> **Job**:
Return each of the rows below word for word, leaving the pictures out of your answer.

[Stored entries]
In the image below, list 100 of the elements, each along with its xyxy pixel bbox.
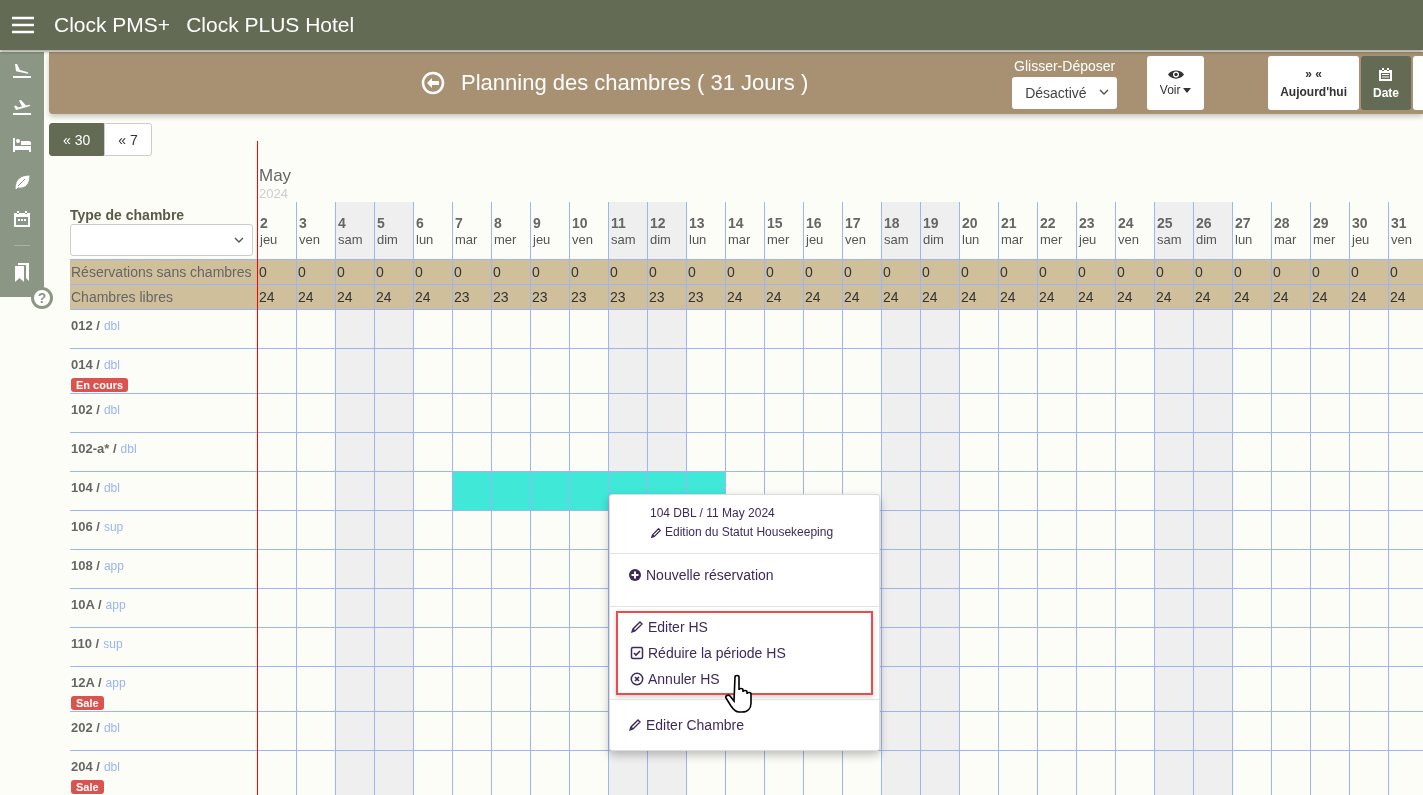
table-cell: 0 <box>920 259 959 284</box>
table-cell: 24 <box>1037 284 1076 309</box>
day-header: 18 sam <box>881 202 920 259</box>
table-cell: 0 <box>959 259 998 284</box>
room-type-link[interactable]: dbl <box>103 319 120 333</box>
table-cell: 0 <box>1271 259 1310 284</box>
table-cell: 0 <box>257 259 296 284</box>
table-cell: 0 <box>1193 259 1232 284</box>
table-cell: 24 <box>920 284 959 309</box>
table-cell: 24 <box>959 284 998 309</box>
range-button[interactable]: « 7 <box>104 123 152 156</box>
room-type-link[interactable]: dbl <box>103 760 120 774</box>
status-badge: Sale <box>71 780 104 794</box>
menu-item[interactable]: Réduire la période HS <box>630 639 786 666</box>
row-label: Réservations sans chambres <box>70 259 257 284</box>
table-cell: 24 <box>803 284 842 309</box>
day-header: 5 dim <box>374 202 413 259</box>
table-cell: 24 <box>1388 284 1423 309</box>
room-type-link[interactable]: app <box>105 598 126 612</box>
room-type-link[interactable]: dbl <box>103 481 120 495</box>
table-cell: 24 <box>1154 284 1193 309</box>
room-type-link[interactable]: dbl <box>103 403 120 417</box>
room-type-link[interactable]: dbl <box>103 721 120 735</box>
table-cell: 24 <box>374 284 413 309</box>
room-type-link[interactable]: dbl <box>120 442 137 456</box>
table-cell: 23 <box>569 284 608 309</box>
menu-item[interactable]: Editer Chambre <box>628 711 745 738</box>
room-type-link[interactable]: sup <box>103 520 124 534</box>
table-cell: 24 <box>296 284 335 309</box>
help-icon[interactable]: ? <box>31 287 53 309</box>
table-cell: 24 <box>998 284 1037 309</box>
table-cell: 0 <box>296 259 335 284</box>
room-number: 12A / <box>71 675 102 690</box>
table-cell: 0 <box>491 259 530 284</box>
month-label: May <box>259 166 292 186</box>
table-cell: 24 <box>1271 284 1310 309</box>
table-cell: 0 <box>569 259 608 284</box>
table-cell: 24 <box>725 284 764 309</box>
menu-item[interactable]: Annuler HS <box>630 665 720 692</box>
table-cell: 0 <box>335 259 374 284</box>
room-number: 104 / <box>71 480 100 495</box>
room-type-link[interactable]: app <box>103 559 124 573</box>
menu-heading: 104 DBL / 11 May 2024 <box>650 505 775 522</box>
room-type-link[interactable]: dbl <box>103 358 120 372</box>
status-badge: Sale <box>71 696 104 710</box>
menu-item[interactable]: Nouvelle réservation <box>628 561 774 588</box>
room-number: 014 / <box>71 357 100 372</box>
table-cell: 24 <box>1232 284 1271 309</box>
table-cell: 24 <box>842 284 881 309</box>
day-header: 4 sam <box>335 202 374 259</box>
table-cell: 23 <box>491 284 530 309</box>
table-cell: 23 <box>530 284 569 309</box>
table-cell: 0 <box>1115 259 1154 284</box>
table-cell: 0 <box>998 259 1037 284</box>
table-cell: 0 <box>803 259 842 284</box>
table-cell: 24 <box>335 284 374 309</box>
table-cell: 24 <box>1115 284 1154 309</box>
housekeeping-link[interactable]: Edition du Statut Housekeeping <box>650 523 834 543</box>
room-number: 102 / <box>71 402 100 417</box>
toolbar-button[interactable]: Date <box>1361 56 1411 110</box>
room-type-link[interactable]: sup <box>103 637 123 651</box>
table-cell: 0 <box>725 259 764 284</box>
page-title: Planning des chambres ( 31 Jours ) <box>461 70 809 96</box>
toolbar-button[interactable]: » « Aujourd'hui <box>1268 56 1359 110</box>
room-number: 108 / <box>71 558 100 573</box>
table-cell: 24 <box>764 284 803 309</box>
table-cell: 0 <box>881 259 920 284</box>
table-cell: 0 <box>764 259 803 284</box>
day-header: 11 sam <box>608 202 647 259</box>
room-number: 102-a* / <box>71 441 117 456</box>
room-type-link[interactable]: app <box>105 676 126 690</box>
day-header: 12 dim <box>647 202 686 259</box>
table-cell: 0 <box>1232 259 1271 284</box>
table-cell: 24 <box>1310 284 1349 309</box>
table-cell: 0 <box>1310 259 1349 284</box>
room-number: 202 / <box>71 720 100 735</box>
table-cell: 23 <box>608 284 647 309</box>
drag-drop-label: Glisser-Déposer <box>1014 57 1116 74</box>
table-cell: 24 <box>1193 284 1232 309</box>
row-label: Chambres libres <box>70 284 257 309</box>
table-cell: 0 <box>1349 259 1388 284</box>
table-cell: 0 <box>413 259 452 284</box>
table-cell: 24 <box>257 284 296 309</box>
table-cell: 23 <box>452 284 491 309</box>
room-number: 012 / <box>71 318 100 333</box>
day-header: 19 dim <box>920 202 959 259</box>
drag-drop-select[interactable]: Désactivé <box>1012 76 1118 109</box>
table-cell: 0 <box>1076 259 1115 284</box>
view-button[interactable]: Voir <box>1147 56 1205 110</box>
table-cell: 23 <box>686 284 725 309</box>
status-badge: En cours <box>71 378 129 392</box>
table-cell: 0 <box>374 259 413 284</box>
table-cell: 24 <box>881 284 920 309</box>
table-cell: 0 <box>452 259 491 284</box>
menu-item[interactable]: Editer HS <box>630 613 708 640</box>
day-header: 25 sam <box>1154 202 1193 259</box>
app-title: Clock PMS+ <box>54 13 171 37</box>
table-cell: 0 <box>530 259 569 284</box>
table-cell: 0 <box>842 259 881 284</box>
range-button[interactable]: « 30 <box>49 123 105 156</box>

> **Exercise output**:
In the image below, list 100 of the elements, each along with its xyxy pixel bbox.
table-cell: 0 <box>920 259 959 284</box>
table-cell: 24 <box>1037 284 1076 309</box>
day-header: 18 sam <box>881 202 920 259</box>
table-cell: 0 <box>959 259 998 284</box>
room-type-link[interactable]: dbl <box>103 319 120 333</box>
table-cell: 0 <box>1271 259 1310 284</box>
table-cell: 0 <box>257 259 296 284</box>
table-cell: 0 <box>1193 259 1232 284</box>
table-cell: 24 <box>920 284 959 309</box>
table-cell: 24 <box>959 284 998 309</box>
range-button[interactable]: « 7 <box>104 123 152 156</box>
room-type-link[interactable]: dbl <box>103 760 120 774</box>
status-badge: Sale <box>71 780 104 794</box>
menu-item[interactable]: Réduire la période HS <box>630 639 786 666</box>
row-label: Réservations sans chambres <box>70 259 257 284</box>
table-cell: 24 <box>803 284 842 309</box>
day-header: 5 dim <box>374 202 413 259</box>
table-cell: 24 <box>1388 284 1423 309</box>
room-type-link[interactable]: app <box>105 598 126 612</box>
room-type-link[interactable]: dbl <box>103 481 120 495</box>
table-cell: 24 <box>1154 284 1193 309</box>
room-type-link[interactable]: dbl <box>103 403 120 417</box>
room-type-link[interactable]: dbl <box>103 721 120 735</box>
table-cell: 24 <box>374 284 413 309</box>
room-type-link[interactable]: dbl <box>120 442 137 456</box>
table-cell: 23 <box>569 284 608 309</box>
menu-item[interactable]: Editer Chambre <box>628 711 745 738</box>
room-type-link[interactable]: sup <box>103 520 124 534</box>
table-cell: 24 <box>296 284 335 309</box>
help-icon[interactable]: ? <box>31 287 53 309</box>
table-cell: 24 <box>998 284 1037 309</box>
table-cell: 0 <box>296 259 335 284</box>
room-number: 12A / <box>71 675 102 690</box>
table-cell: 0 <box>491 259 530 284</box>
month-label: May <box>259 166 292 186</box>
table-cell: 24 <box>1271 284 1310 309</box>
table-cell: 0 <box>569 259 608 284</box>
table-cell: 24 <box>725 284 764 309</box>
menu-item[interactable]: Annuler HS <box>630 665 720 692</box>
table-cell: 0 <box>335 259 374 284</box>
room-number: 104 / <box>71 480 100 495</box>
room-type-link[interactable]: app <box>103 559 124 573</box>
menu-heading: 104 DBL / 11 May 2024 <box>650 505 775 522</box>
room-type-link[interactable]: dbl <box>103 358 120 372</box>
status-badge: Sale <box>71 696 104 710</box>
menu-item[interactable]: Nouvelle réservation <box>628 561 774 588</box>
room-number: 014 / <box>71 357 100 372</box>
table-cell: 24 <box>1232 284 1271 309</box>
table-cell: 24 <box>842 284 881 309</box>
day-header: 4 sam <box>335 202 374 259</box>
table-cell: 23 <box>491 284 530 309</box>
table-cell: 23 <box>530 284 569 309</box>
table-cell: 0 <box>1115 259 1154 284</box>
table-cell: 0 <box>998 259 1037 284</box>
table-cell: 0 <box>803 259 842 284</box>
table-cell: 24 <box>335 284 374 309</box>
table-cell: 24 <box>1115 284 1154 309</box>
housekeeping-link[interactable]: Edition du Statut Housekeeping <box>650 523 834 543</box>
room-number: 102 / <box>71 402 100 417</box>
toolbar-button[interactable]: Date <box>1361 56 1411 110</box>
room-type-link[interactable]: sup <box>103 637 123 651</box>
table-cell: 0 <box>725 259 764 284</box>
page-title: Planning des chambres ( 31 Jours ) <box>461 70 809 96</box>
toolbar-button[interactable]: » « Aujourd'hui <box>1268 56 1359 110</box>
room-number: 108 / <box>71 558 100 573</box>
table-cell: 24 <box>764 284 803 309</box>
table-cell: 0 <box>881 259 920 284</box>
table-cell: 0 <box>764 259 803 284</box>
day-header: 11 sam <box>608 202 647 259</box>
room-number: 102-a* / <box>71 441 117 456</box>
room-type-link[interactable]: app <box>105 676 126 690</box>
day-header: 12 dim <box>647 202 686 259</box>
table-cell: 0 <box>1232 259 1271 284</box>
table-cell: 24 <box>1310 284 1349 309</box>
table-cell: 0 <box>1310 259 1349 284</box>
room-number: 202 / <box>71 720 100 735</box>
table-cell: 23 <box>608 284 647 309</box>
drag-drop-label: Glisser-Déposer <box>1014 57 1116 74</box>
table-cell: 24 <box>1193 284 1232 309</box>
row-label: Chambres libres <box>70 284 257 309</box>
table-cell: 0 <box>1349 259 1388 284</box>
table-cell: 0 <box>413 259 452 284</box>
table-cell: 24 <box>257 284 296 309</box>
table-cell: 23 <box>452 284 491 309</box>
room-number: 012 / <box>71 318 100 333</box>
day-header: 19 dim <box>920 202 959 259</box>
drag-drop-select[interactable]: Désactivé <box>1012 76 1118 109</box>
table-cell: 0 <box>1076 259 1115 284</box>
view-button[interactable]: Voir <box>1147 56 1205 110</box>
table-cell: 23 <box>686 284 725 309</box>
status-badge: En cours <box>71 378 129 392</box>
table-cell: 0 <box>374 259 413 284</box>
table-cell: 24 <box>881 284 920 309</box>
table-cell: 0 <box>452 259 491 284</box>
menu-item[interactable]: Editer HS <box>630 613 708 640</box>
day-header: 25 sam <box>1154 202 1193 259</box>
app-title: Clock PMS+ <box>54 13 171 37</box>
table-cell: 0 <box>530 259 569 284</box>
table-cell: 0 <box>842 259 881 284</box>
range-button[interactable]: « 30 <box>49 123 105 156</box>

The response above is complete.